*PROBLEM TO SOLVE*
Narrow the data below down to the lines containing "машину".

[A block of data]
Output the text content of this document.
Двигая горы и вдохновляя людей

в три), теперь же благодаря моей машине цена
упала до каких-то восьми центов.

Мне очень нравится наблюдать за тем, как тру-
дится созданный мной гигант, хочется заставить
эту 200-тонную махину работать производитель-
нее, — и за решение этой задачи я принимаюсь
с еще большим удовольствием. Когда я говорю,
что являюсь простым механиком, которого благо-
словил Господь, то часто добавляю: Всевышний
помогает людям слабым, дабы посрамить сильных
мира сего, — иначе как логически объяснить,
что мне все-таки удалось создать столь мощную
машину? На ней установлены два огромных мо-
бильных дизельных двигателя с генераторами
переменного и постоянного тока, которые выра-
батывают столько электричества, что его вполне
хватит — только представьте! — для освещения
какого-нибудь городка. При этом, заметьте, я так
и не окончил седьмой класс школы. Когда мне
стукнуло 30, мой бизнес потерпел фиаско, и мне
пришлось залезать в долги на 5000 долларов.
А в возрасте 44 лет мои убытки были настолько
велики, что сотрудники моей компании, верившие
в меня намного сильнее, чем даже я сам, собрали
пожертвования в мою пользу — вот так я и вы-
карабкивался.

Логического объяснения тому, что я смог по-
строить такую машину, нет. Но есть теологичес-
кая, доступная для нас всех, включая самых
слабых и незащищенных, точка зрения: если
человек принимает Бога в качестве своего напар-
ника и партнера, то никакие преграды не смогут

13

*SOLVED PROBLEM*
машину? На ней установлены два огромных мо-
строить такую машину, нет. Но есть теологичес-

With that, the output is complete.